• INSTRUCTIONS TO FOLLOW
Write out each line in which the string "wciągarki" is present.

#### SUPPLIED MATERIAL

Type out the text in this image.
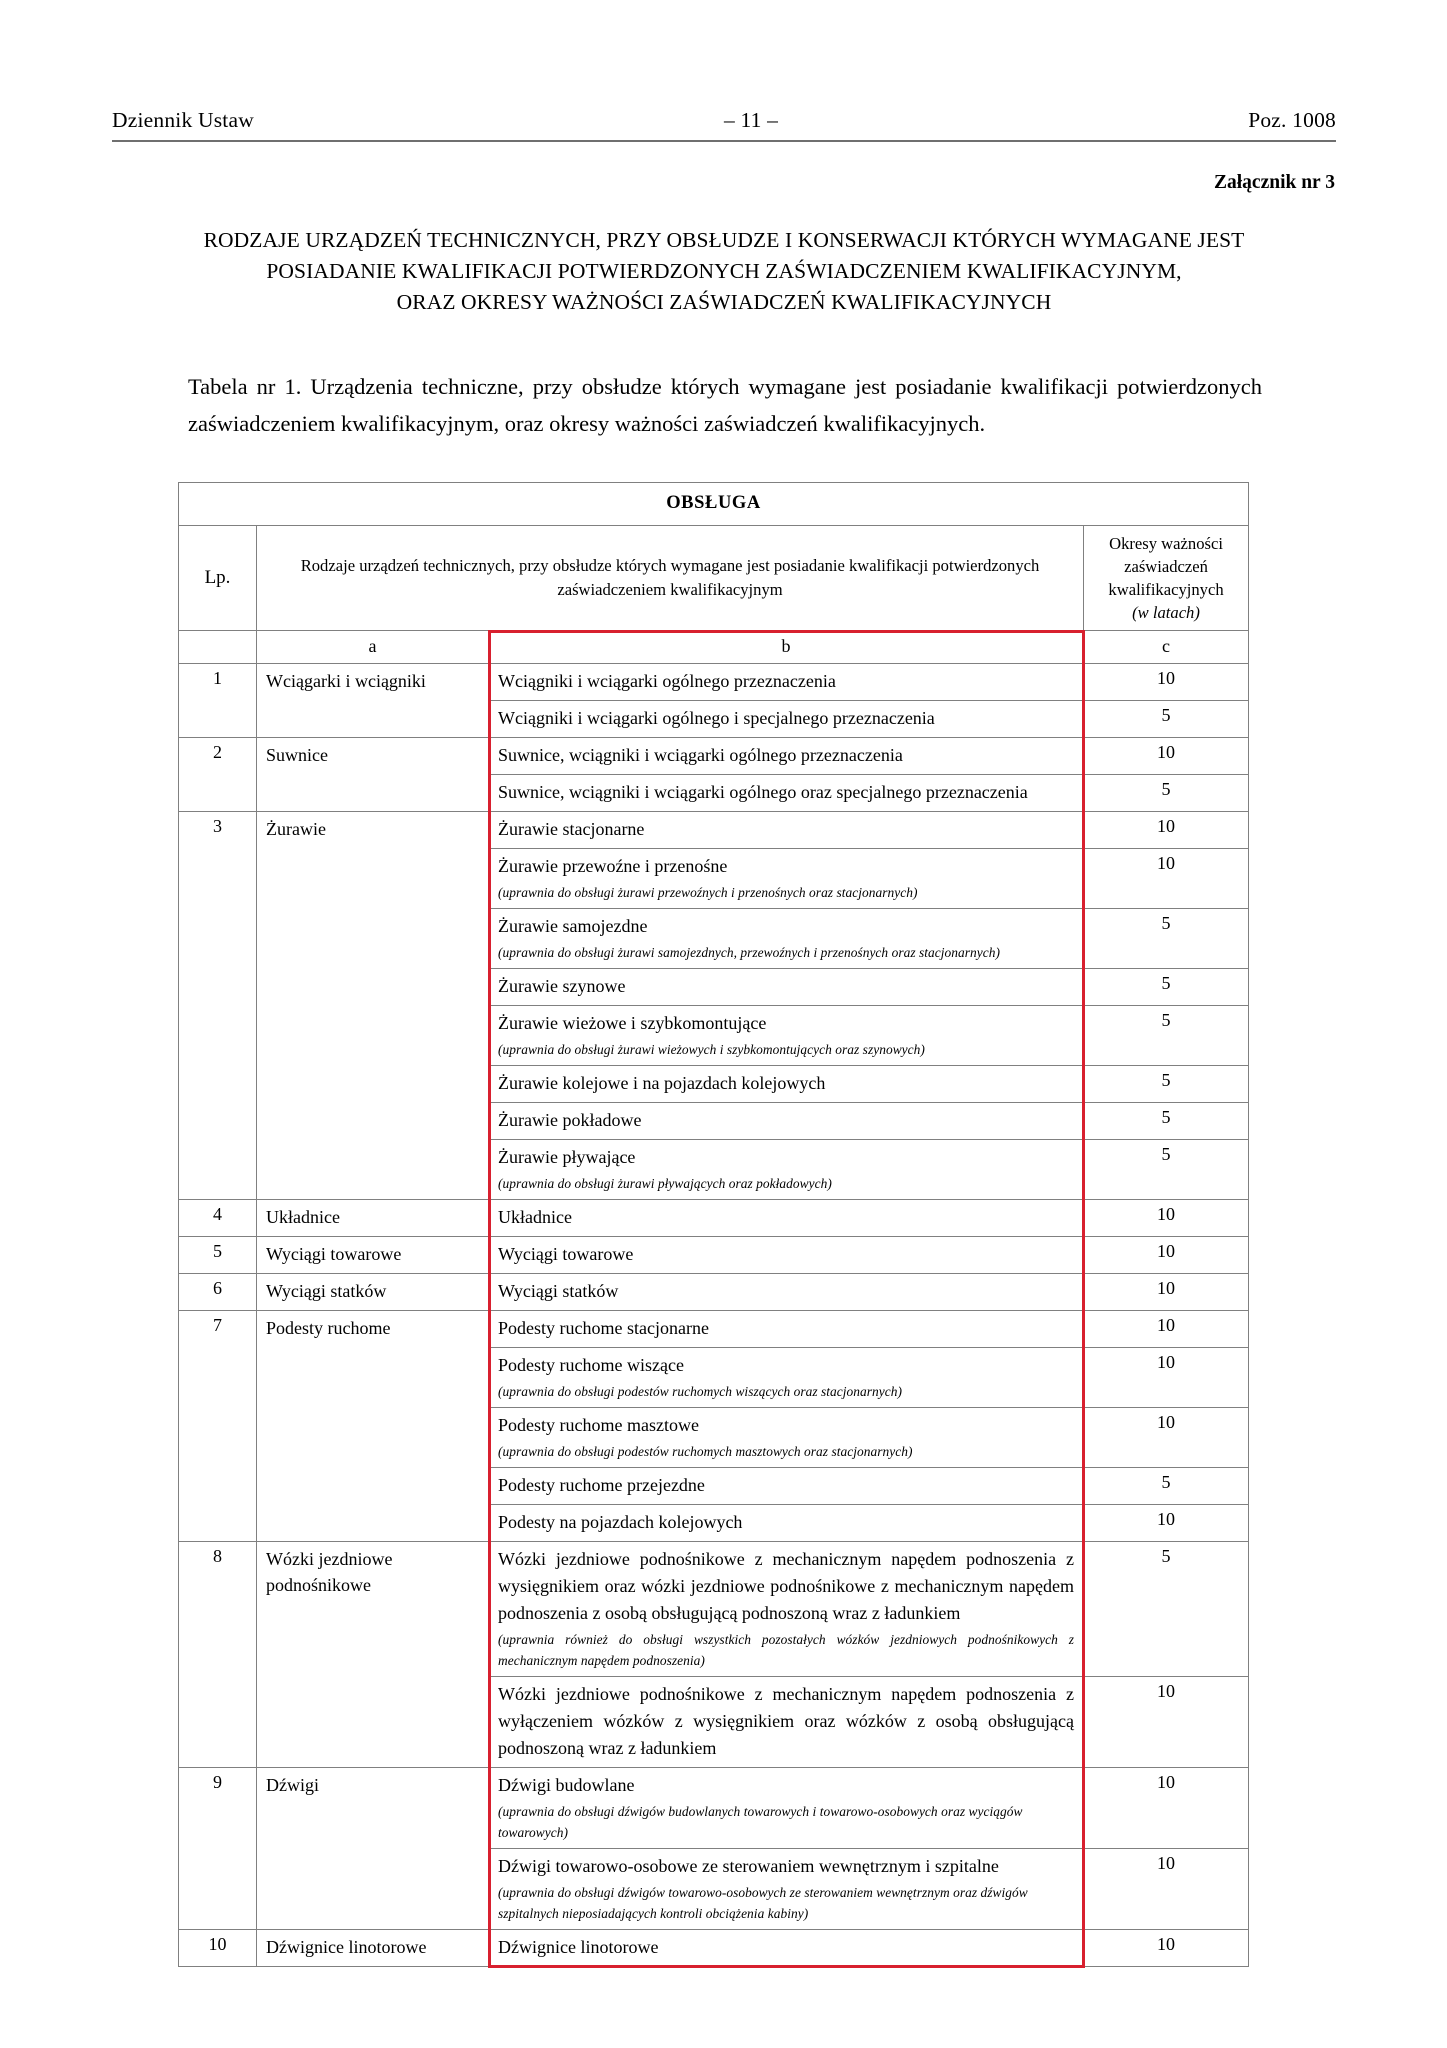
Dziennik Ustaw	– 11 –	Poz. 1008
Załącznik nr 3
RODZAJE URZĄDZEŃ TECHNICZNYCH, PRZY OBSŁUDZE I KONSERWACJI KTÓRYCH WYMAGANE JEST
POSIADANIE KWALIFIKACJI POTWIERDZONYCH ZAŚWIADCZENIEM KWALIFIKACYJNYM,
ORAZ OKRESY WAŻNOŚCI ZAŚWIADCZEŃ KWALIFIKACYJNYCH

Tabela nr 1. Urządzenia techniczne, przy obsłudze których wymagane jest posiadanie kwalifikacji potwierdzonych zaświadczeniem kwalifikacyjnym, oraz okresy ważności zaświadczeń kwalifikacyjnych.

OBSŁUGA			
Lp.	Rodzaje urządzeń technicznych, przy obsłudze których wymagane jest posiadanie kwalifikacji potwierdzonych zaświadczeniem kwalifikacyjnym		Okresy ważności
zaświadczeń
kwalifikacyjnych
(w latach)
	a	b	c
1	Wciągarki i wciągniki	Wciągniki i wciągarki ogólnego przeznaczenia	10
		Wciągniki i wciągarki ogólnego i specjalnego przeznaczenia	5
2	Suwnice	Suwnice, wciągniki i wciągarki ogólnego przeznaczenia	10

		Suwnice, wciągniki i wciągarki ogólnego oraz specjalnego przeznaczenia	5
3	Żurawie	Żurawie stacjonarne	10
		Żurawie przewoźne i przenośne
(uprawnia do obsługi żurawi przewoźnych i przenośnych oraz stacjonarnych)	10
		Żurawie samojezdne
(uprawnia do obsługi żurawi samojezdnych, przewoźnych i przenośnych oraz stacjonarnych)	5
		Żurawie szynowe	5
		Żurawie wieżowe i szybkomontujące
(uprawnia do obsługi żurawi wieżowych i szybkomontujących oraz szynowych)	5
		Żurawie kolejowe i na pojazdach kolejowych	5
		Żurawie pokładowe	5
		Żurawie pływające
(uprawnia do obsługi żurawi pływających oraz pokładowych)	5
4	Układnice	Układnice	10
5	Wyciągi towarowe	Wyciągi towarowe	10
6	Wyciągi statków	Wyciągi statków	10
7	Podesty ruchome	Podesty ruchome stacjonarne	10
		Podesty ruchome wiszące
(uprawnia do obsługi podestów ruchomych wiszących oraz stacjonarnych)	10
		Podesty ruchome masztowe
(uprawnia do obsługi podestów ruchomych masztowych oraz stacjonarnych)	10
		Podesty ruchome przejezdne	5
		Podesty na pojazdach kolejowych	10
8	Wózki jezdniowe podnośnikowe	Wózki jezdniowe podnośnikowe z mechanicznym napędem podnoszenia z wysięgnikiem oraz wózki jezdniowe podnośnikowe z mechanicznym napędem podnoszenia z osobą obsługującą podnoszoną wraz z ładunkiem
(uprawnia również do obsługi wszystkich pozostałych wózków jezdniowych podnośnikowych z mechanicznym napędem podnoszenia)	5

		Wózki jezdniowe podnośnikowe z mechanicznym napędem podnoszenia z wyłączeniem wózków z wysięgnikiem oraz wózków z osobą obsługującą podnoszoną wraz z ładunkiem	10
9	Dźwigi	Dźwigi budowlane
(uprawnia do obsługi dźwigów budowlanych towarowych i towarowo-osobowych oraz wyciągów towarowych)	10
		Dźwigi towarowo-osobowe ze sterowaniem wewnętrznym i szpitalne
(uprawnia do obsługi dźwigów towarowo-osobowych ze sterowaniem wewnętrznym oraz dźwigów szpitalnych nieposiadających kontroli obciążenia kabiny)	10
10	Dźwignice linotorowe	Dźwignice linotorowe	10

########

• RESULT FOR THIS EXERCISE
1	Wciągarki i wciągniki	Wciągniki i wciągarki ogólnego przeznaczenia	10
		Wciągniki i wciągarki ogólnego i specjalnego przeznaczenia	5
2	Suwnice	Suwnice, wciągniki i wciągarki ogólnego przeznaczenia	10
		Suwnice, wciągniki i wciągarki ogólnego oraz specjalnego przeznaczenia	5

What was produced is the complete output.